» The task: Determine how many lines contain the string "Style" and reply with that number alone.

════════

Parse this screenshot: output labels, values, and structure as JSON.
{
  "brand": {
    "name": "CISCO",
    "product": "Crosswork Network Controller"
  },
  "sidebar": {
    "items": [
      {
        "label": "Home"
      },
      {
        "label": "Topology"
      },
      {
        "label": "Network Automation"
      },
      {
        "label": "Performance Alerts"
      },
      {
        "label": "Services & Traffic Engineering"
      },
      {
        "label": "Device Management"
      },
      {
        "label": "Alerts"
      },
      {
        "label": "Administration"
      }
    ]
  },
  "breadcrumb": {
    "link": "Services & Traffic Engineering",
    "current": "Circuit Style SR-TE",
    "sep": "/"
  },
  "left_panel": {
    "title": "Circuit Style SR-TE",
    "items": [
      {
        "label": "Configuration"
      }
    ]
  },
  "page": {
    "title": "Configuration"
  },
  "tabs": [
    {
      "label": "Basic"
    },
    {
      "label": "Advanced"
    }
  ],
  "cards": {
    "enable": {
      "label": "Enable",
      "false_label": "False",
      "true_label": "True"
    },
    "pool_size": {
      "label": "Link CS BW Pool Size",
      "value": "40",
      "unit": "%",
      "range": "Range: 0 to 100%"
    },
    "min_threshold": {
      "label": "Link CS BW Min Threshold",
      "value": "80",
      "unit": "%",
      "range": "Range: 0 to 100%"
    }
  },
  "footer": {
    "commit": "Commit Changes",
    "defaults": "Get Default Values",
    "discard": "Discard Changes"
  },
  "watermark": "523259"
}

════════

» Answer to this task: 2